Extract, from the listing that follows, each line containing the word "Consumo".

- - -

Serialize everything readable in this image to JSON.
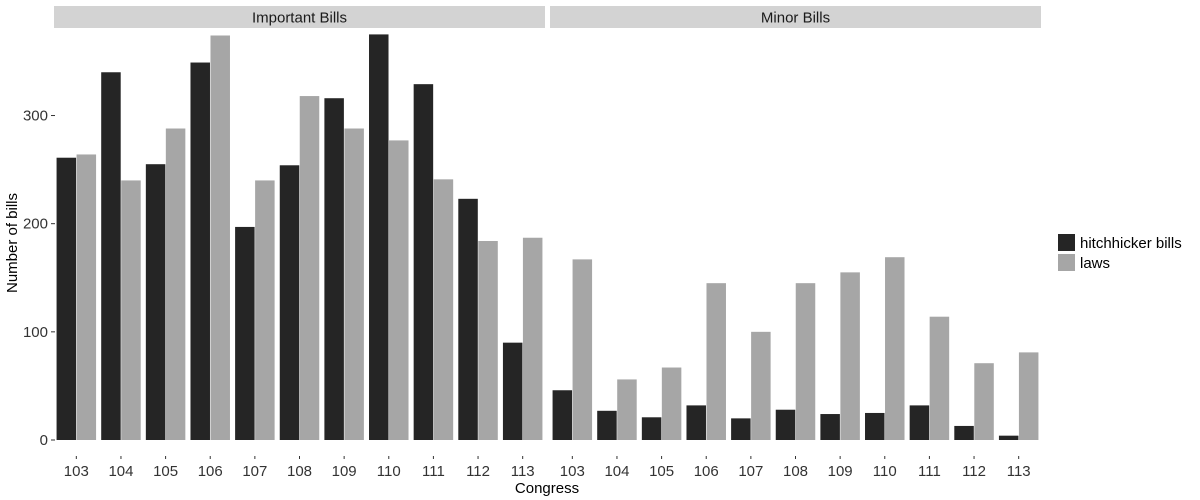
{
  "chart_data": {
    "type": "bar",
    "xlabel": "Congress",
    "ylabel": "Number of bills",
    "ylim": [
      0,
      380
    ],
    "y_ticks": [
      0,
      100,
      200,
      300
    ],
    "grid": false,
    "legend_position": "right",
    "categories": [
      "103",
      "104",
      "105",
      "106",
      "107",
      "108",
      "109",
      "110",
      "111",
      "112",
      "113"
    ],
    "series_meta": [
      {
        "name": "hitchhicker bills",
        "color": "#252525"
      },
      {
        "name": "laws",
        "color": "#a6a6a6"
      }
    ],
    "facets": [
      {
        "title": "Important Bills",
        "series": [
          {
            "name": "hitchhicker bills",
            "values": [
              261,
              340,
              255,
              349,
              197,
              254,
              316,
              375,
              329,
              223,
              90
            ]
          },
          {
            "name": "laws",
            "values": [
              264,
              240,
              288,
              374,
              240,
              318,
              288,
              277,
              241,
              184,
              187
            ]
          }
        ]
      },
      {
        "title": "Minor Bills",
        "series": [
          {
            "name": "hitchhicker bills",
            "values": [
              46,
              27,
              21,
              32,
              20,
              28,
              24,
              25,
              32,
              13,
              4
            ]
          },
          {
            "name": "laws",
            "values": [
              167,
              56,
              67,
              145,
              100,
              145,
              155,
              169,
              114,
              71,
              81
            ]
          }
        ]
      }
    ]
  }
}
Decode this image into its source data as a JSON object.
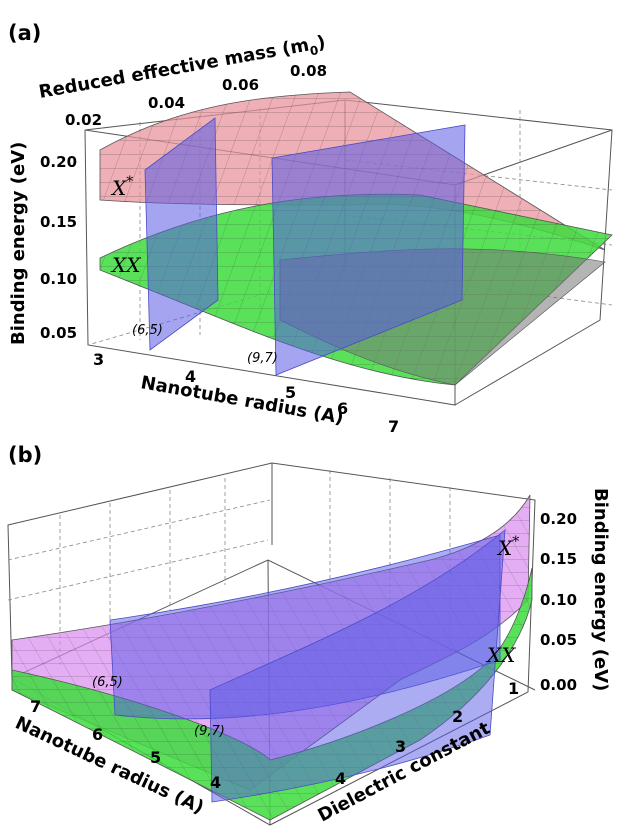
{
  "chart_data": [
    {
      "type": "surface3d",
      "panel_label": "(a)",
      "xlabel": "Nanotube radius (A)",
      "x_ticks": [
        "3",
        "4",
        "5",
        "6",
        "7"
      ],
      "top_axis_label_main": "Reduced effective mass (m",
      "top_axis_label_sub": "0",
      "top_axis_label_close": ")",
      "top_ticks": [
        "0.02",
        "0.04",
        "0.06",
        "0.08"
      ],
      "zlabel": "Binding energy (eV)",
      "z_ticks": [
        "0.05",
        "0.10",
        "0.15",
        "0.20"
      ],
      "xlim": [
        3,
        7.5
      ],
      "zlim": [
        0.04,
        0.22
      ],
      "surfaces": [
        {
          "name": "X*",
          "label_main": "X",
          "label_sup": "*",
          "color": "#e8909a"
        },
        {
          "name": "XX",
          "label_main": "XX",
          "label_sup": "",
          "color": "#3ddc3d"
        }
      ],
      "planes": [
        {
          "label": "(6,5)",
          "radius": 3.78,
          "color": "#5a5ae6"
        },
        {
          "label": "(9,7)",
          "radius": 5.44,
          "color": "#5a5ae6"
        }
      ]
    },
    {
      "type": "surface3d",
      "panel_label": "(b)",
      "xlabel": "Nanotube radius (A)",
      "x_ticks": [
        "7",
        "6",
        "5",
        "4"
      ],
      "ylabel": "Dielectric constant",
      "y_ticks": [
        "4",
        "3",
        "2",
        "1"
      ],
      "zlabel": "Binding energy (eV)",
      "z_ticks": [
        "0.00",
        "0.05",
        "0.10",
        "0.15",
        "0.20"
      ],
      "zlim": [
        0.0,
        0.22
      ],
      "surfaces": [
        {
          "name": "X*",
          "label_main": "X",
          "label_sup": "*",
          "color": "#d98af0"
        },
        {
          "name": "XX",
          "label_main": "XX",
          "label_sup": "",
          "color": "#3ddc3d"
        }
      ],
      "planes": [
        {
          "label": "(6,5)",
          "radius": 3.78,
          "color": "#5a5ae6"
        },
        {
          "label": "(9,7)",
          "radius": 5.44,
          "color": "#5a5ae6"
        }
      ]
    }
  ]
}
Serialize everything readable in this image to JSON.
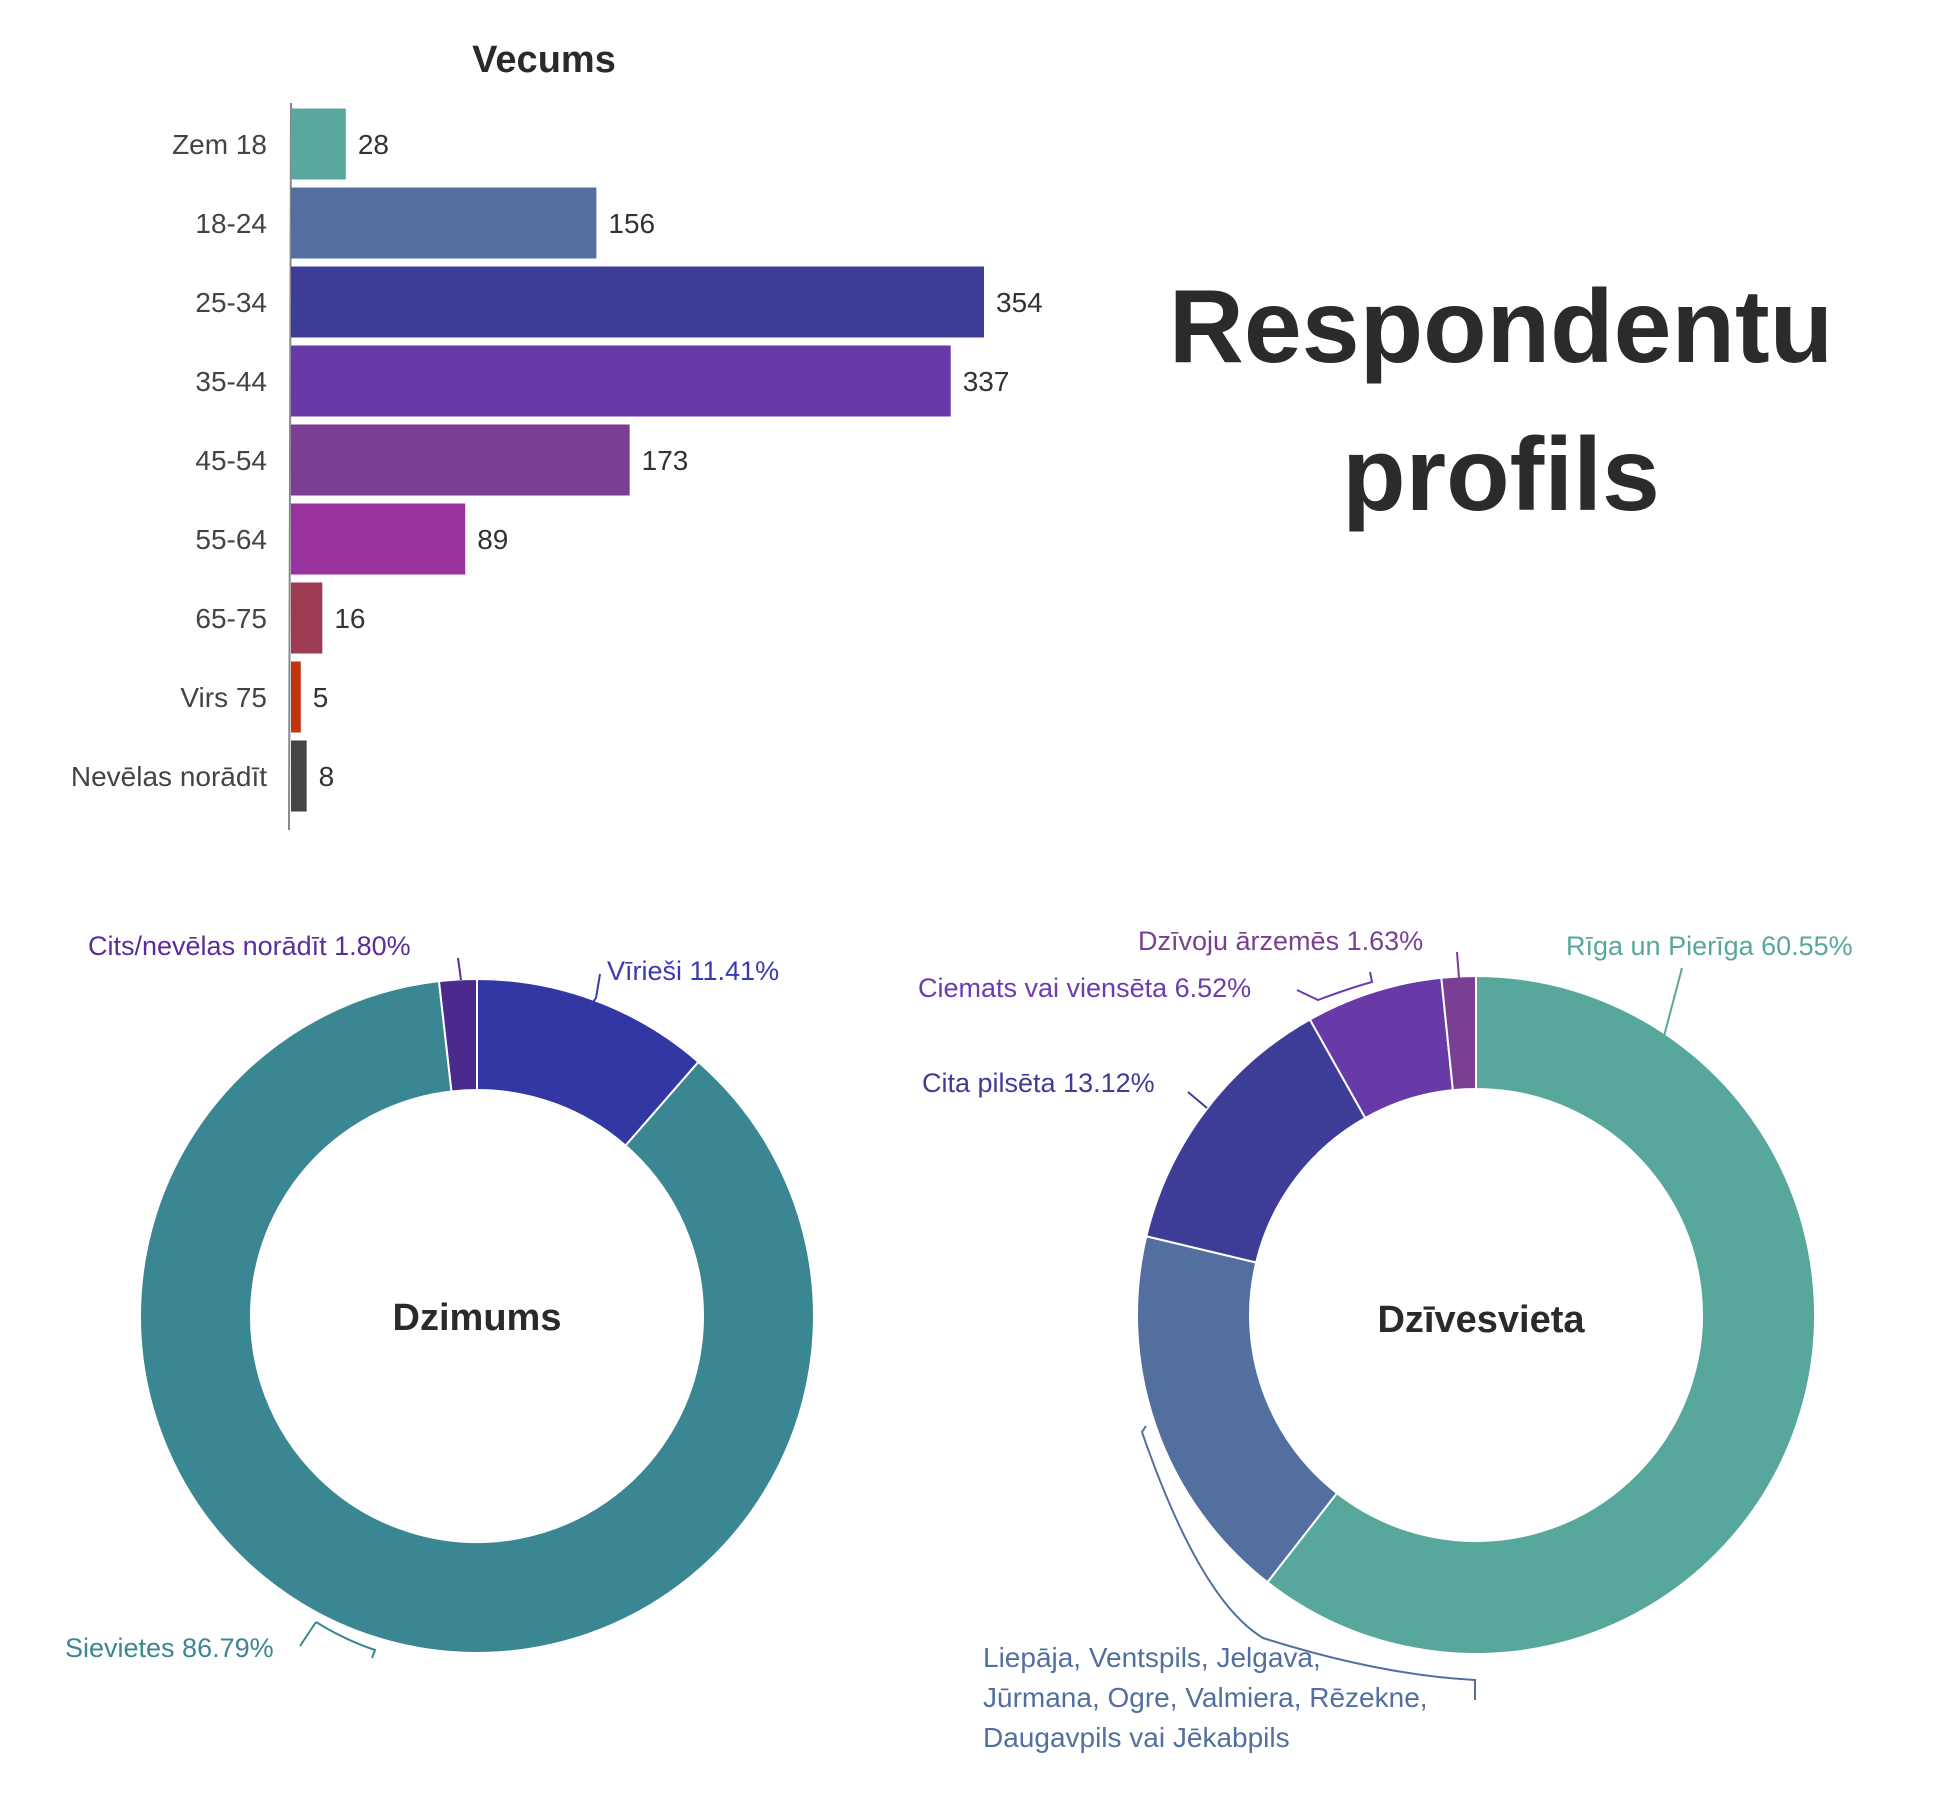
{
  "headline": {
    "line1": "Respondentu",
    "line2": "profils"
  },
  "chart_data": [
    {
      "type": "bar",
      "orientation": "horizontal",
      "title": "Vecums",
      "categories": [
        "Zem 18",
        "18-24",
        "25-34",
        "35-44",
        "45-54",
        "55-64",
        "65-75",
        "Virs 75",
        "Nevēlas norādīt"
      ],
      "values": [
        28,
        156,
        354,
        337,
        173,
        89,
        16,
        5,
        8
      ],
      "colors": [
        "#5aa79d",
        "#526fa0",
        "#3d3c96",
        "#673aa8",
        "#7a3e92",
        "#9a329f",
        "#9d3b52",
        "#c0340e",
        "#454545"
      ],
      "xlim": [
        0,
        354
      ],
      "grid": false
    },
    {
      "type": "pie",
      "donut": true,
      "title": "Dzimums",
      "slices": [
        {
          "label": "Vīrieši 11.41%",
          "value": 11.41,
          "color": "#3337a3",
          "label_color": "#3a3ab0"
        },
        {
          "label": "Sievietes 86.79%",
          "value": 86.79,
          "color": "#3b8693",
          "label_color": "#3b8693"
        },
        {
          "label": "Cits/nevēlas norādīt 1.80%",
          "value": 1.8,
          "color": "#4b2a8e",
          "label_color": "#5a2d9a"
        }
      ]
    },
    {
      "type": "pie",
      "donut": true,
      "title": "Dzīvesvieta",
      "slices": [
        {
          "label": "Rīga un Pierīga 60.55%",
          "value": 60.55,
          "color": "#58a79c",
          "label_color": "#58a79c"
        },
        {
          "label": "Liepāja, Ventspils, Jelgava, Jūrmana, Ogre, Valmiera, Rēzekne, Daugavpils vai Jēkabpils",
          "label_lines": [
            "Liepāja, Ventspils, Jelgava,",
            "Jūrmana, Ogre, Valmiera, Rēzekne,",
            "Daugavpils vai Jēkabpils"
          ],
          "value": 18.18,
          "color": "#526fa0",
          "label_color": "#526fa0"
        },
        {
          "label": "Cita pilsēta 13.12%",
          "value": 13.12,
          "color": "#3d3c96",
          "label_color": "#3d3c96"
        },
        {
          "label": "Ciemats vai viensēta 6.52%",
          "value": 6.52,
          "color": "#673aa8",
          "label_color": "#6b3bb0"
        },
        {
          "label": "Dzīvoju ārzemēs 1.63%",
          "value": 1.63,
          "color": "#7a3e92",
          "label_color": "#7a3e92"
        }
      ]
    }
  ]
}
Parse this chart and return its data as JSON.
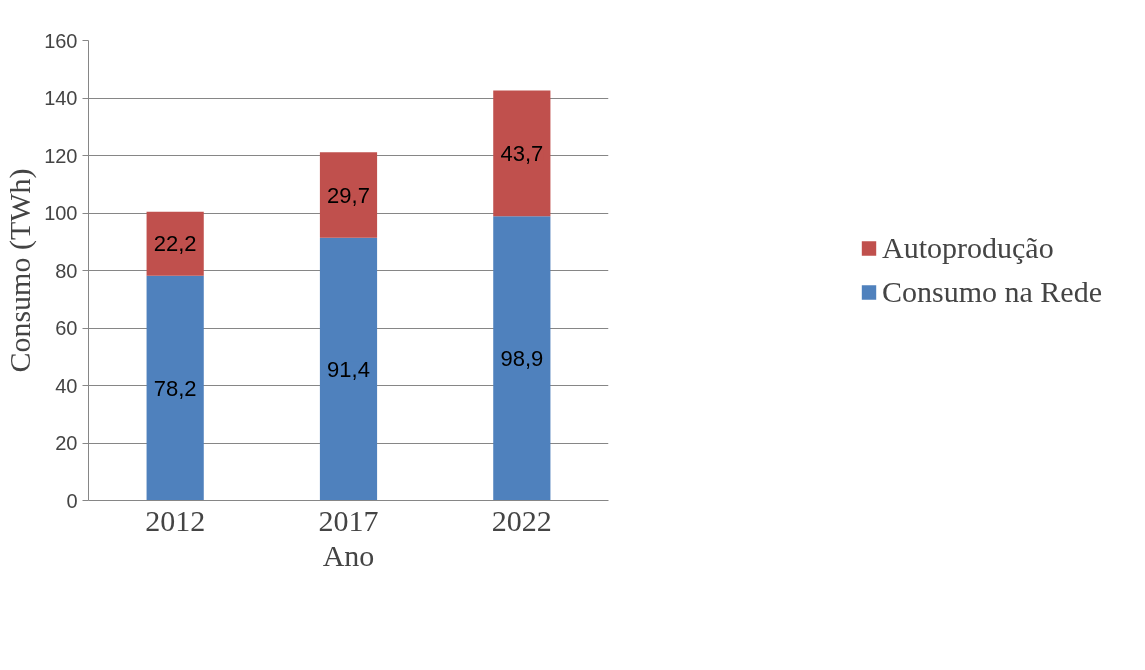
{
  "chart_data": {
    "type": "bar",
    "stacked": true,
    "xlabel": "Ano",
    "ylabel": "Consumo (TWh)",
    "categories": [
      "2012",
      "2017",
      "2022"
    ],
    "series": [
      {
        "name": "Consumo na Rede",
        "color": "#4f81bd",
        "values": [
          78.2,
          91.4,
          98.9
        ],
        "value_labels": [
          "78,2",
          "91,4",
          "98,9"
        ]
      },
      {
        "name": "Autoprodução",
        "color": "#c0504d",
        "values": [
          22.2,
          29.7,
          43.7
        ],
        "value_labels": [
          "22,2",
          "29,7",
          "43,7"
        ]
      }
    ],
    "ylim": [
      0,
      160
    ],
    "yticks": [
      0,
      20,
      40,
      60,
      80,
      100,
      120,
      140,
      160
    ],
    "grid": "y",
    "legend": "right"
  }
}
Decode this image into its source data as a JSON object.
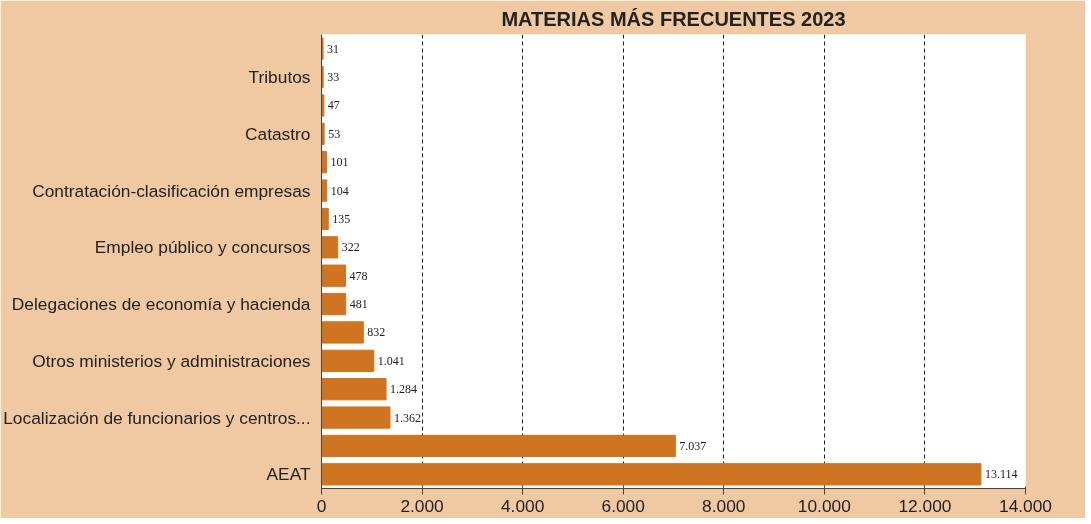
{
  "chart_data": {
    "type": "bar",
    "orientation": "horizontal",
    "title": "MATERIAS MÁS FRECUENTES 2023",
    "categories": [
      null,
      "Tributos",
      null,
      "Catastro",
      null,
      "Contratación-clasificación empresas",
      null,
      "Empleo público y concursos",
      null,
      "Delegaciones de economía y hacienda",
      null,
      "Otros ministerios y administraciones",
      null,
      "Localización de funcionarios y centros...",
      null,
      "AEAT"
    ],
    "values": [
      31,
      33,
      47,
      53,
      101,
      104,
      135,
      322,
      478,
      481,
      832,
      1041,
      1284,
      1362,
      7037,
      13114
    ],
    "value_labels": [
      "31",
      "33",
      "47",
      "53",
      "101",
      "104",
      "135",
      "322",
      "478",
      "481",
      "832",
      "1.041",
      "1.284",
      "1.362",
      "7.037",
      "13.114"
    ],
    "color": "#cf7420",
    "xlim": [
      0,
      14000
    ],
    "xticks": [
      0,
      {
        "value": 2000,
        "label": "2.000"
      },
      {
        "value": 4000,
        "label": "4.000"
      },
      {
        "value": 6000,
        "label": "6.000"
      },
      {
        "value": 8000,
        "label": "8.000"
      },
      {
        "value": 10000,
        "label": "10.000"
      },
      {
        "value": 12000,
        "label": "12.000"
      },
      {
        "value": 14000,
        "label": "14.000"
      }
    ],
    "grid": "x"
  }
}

- - -

» Answer
    "ylabel": "Consumo (TWh)",
        "name": "Consumo na Rede",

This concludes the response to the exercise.